§ **Work required**
Every record below should be written out exactly; pictures stay out.

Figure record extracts
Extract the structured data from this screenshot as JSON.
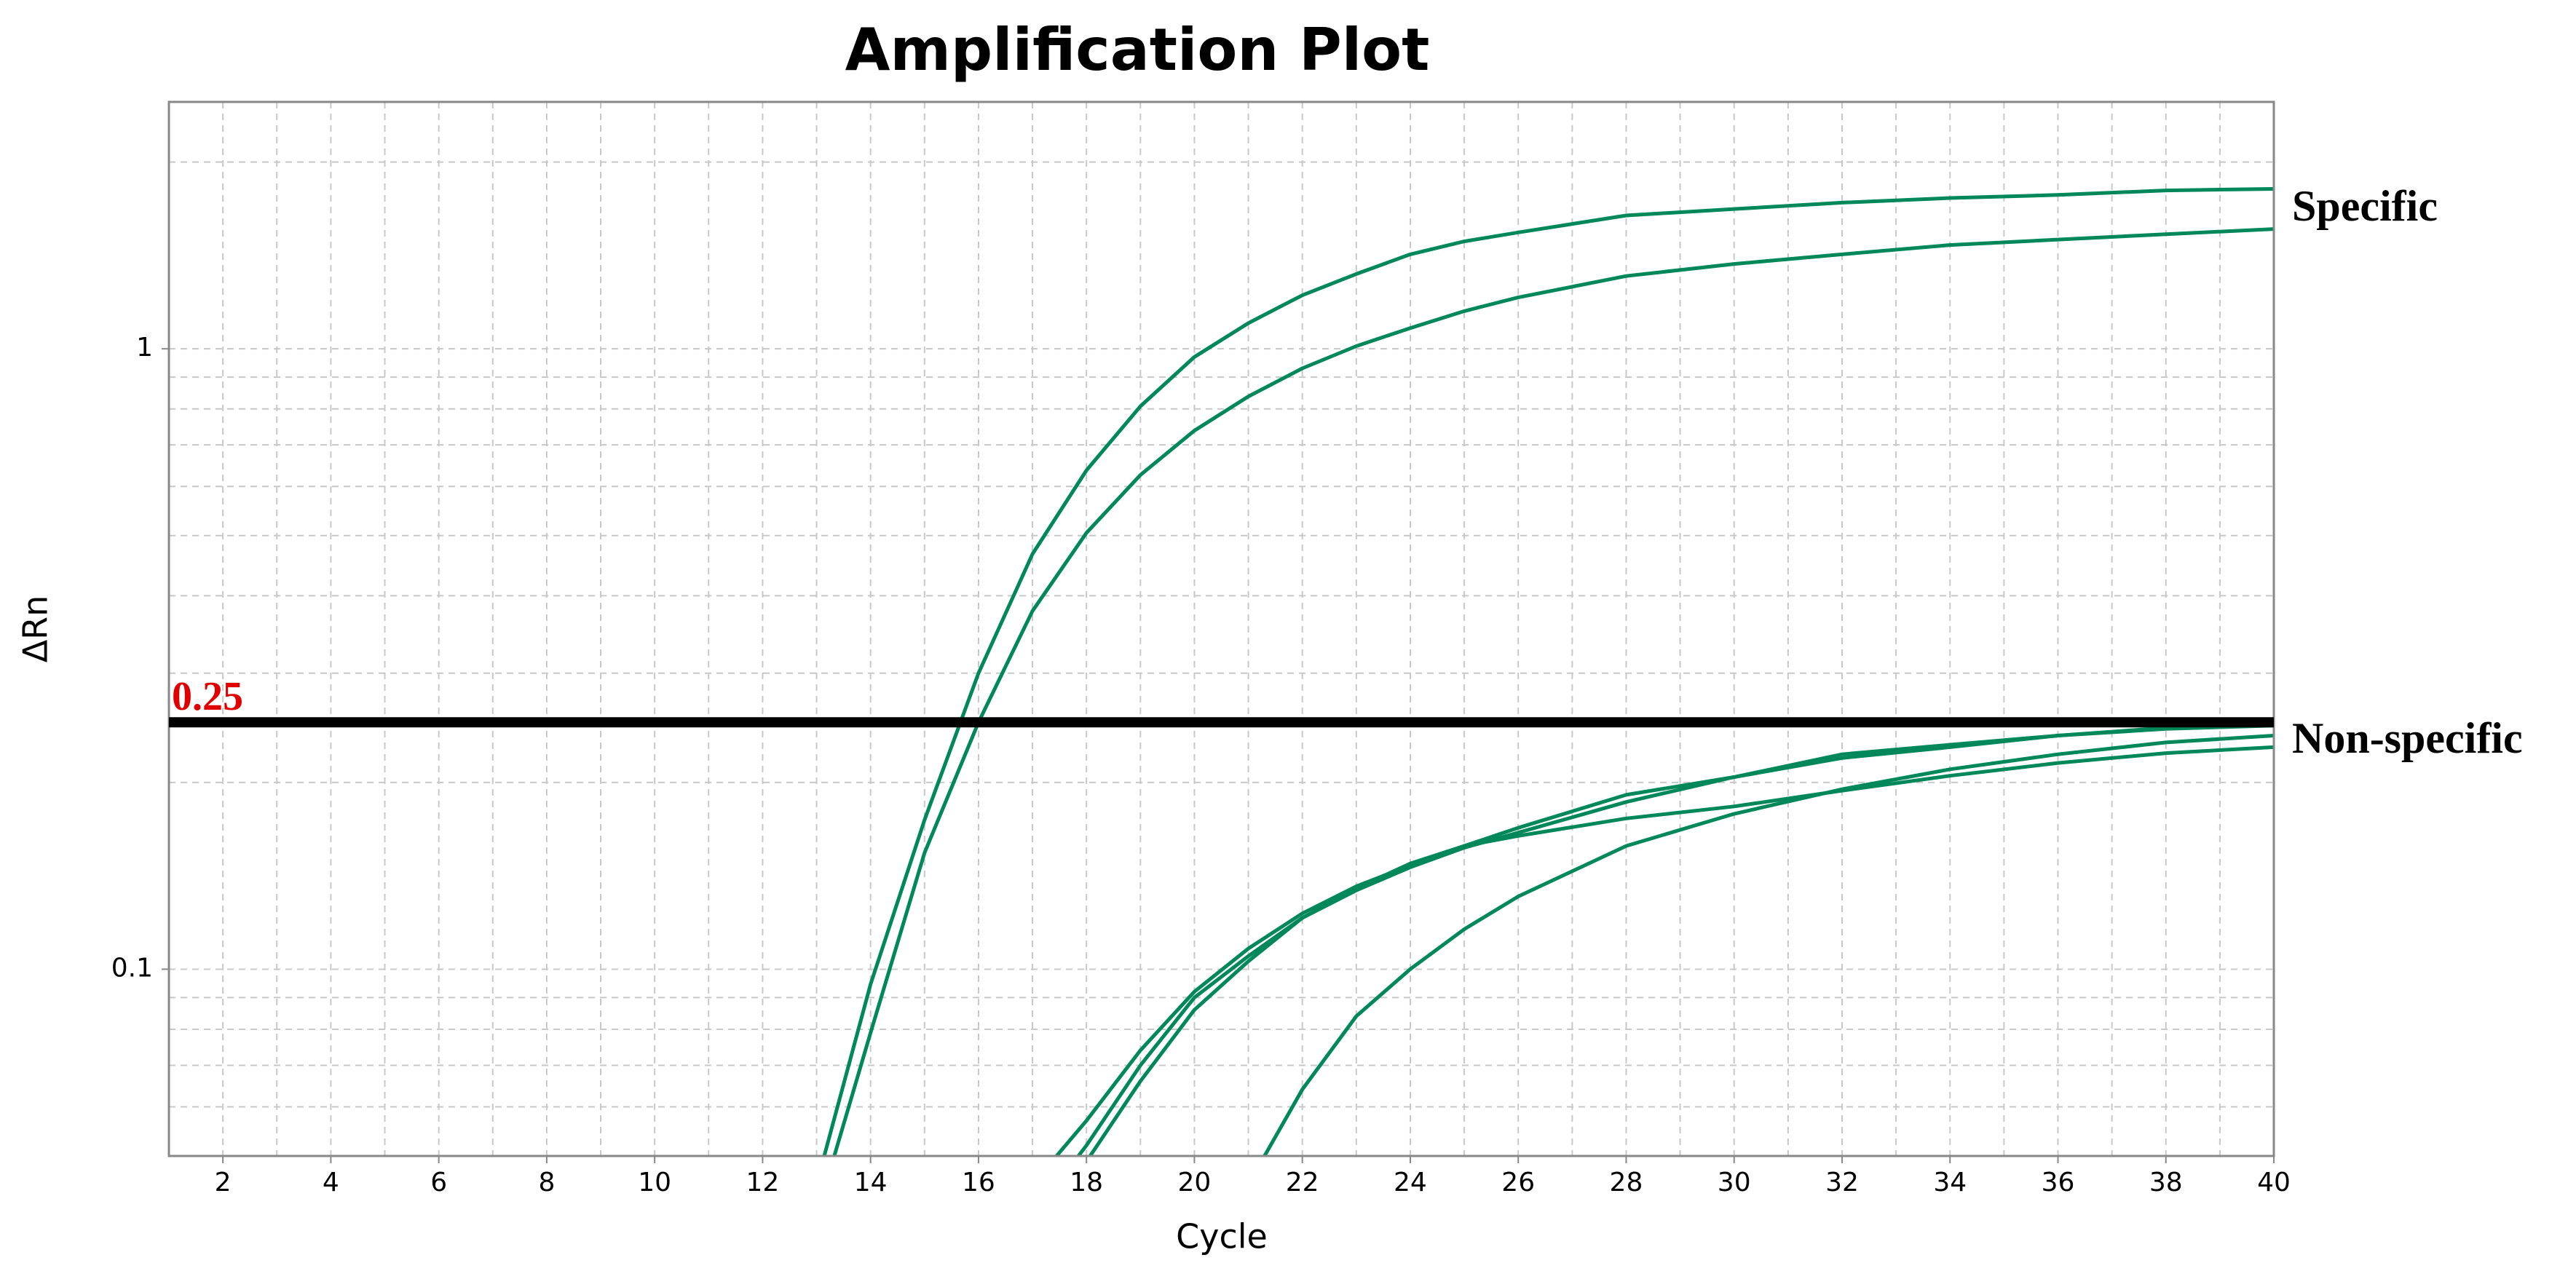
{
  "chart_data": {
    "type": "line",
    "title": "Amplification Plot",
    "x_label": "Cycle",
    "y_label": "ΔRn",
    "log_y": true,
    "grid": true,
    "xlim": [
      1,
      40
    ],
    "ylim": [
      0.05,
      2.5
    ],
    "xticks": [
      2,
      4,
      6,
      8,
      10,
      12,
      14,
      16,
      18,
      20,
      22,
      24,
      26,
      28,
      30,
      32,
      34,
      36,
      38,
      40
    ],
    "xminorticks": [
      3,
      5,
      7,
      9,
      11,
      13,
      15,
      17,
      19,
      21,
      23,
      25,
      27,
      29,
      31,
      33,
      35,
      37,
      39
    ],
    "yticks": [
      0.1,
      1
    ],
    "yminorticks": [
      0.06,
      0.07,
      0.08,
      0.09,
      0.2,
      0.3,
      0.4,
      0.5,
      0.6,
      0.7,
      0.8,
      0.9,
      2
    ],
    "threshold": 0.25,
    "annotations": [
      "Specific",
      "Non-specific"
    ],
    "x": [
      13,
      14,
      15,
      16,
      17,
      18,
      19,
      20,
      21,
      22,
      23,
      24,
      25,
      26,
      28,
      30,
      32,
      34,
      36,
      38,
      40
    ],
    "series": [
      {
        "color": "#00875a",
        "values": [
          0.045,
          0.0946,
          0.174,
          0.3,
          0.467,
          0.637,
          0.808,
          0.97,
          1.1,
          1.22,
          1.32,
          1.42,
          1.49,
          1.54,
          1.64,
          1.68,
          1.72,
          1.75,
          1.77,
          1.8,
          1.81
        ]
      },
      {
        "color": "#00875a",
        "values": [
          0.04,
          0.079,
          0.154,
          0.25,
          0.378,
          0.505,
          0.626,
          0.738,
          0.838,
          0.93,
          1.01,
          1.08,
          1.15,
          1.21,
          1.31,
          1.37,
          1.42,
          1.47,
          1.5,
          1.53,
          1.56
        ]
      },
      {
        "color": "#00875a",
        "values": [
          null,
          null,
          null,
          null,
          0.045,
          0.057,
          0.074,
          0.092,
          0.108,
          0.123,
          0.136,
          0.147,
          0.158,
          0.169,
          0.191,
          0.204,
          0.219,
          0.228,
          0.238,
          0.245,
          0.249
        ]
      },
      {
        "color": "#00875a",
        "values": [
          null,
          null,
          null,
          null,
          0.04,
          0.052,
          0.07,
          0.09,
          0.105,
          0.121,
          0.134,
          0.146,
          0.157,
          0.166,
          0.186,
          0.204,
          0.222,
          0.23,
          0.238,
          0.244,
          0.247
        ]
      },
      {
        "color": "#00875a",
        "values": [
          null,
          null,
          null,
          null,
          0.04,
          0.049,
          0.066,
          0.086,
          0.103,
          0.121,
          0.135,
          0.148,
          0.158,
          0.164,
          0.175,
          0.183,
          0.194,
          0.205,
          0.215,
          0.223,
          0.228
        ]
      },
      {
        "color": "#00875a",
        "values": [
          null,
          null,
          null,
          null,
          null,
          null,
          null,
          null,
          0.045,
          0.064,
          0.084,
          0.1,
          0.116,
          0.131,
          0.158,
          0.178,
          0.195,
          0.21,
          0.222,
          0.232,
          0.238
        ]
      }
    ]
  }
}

§ **Problem solution**
Extract the structured data from this screenshot as JSON.
{
  "chart_data": {
    "type": "line",
    "title": "Amplification Plot",
    "x_label": "Cycle",
    "y_label": "ΔRn",
    "log_y": true,
    "grid": true,
    "xlim": [
      1,
      40
    ],
    "ylim": [
      0.05,
      2.5
    ],
    "xticks": [
      2,
      4,
      6,
      8,
      10,
      12,
      14,
      16,
      18,
      20,
      22,
      24,
      26,
      28,
      30,
      32,
      34,
      36,
      38,
      40
    ],
    "xminorticks": [
      3,
      5,
      7,
      9,
      11,
      13,
      15,
      17,
      19,
      21,
      23,
      25,
      27,
      29,
      31,
      33,
      35,
      37,
      39
    ],
    "yticks": [
      0.1,
      1
    ],
    "yminorticks": [
      0.06,
      0.07,
      0.08,
      0.09,
      0.2,
      0.3,
      0.4,
      0.5,
      0.6,
      0.7,
      0.8,
      0.9,
      2
    ],
    "threshold": 0.25,
    "annotations": [
      "Specific",
      "Non-specific"
    ],
    "x": [
      13,
      14,
      15,
      16,
      17,
      18,
      19,
      20,
      21,
      22,
      23,
      24,
      25,
      26,
      28,
      30,
      32,
      34,
      36,
      38,
      40
    ],
    "series": [
      {
        "color": "#00875a",
        "values": [
          0.045,
          0.0946,
          0.174,
          0.3,
          0.467,
          0.637,
          0.808,
          0.97,
          1.1,
          1.22,
          1.32,
          1.42,
          1.49,
          1.54,
          1.64,
          1.68,
          1.72,
          1.75,
          1.77,
          1.8,
          1.81
        ]
      },
      {
        "color": "#00875a",
        "values": [
          0.04,
          0.079,
          0.154,
          0.25,
          0.378,
          0.505,
          0.626,
          0.738,
          0.838,
          0.93,
          1.01,
          1.08,
          1.15,
          1.21,
          1.31,
          1.37,
          1.42,
          1.47,
          1.5,
          1.53,
          1.56
        ]
      },
      {
        "color": "#00875a",
        "values": [
          null,
          null,
          null,
          null,
          0.045,
          0.057,
          0.074,
          0.092,
          0.108,
          0.123,
          0.136,
          0.147,
          0.158,
          0.169,
          0.191,
          0.204,
          0.219,
          0.228,
          0.238,
          0.245,
          0.249
        ]
      },
      {
        "color": "#00875a",
        "values": [
          null,
          null,
          null,
          null,
          0.04,
          0.052,
          0.07,
          0.09,
          0.105,
          0.121,
          0.134,
          0.146,
          0.157,
          0.166,
          0.186,
          0.204,
          0.222,
          0.23,
          0.238,
          0.244,
          0.247
        ]
      },
      {
        "color": "#00875a",
        "values": [
          null,
          null,
          null,
          null,
          0.04,
          0.049,
          0.066,
          0.086,
          0.103,
          0.121,
          0.135,
          0.148,
          0.158,
          0.164,
          0.175,
          0.183,
          0.194,
          0.205,
          0.215,
          0.223,
          0.228
        ]
      },
      {
        "color": "#00875a",
        "values": [
          null,
          null,
          null,
          null,
          null,
          null,
          null,
          null,
          0.045,
          0.064,
          0.084,
          0.1,
          0.116,
          0.131,
          0.158,
          0.178,
          0.195,
          0.21,
          0.222,
          0.232,
          0.238
        ]
      }
    ]
  }
}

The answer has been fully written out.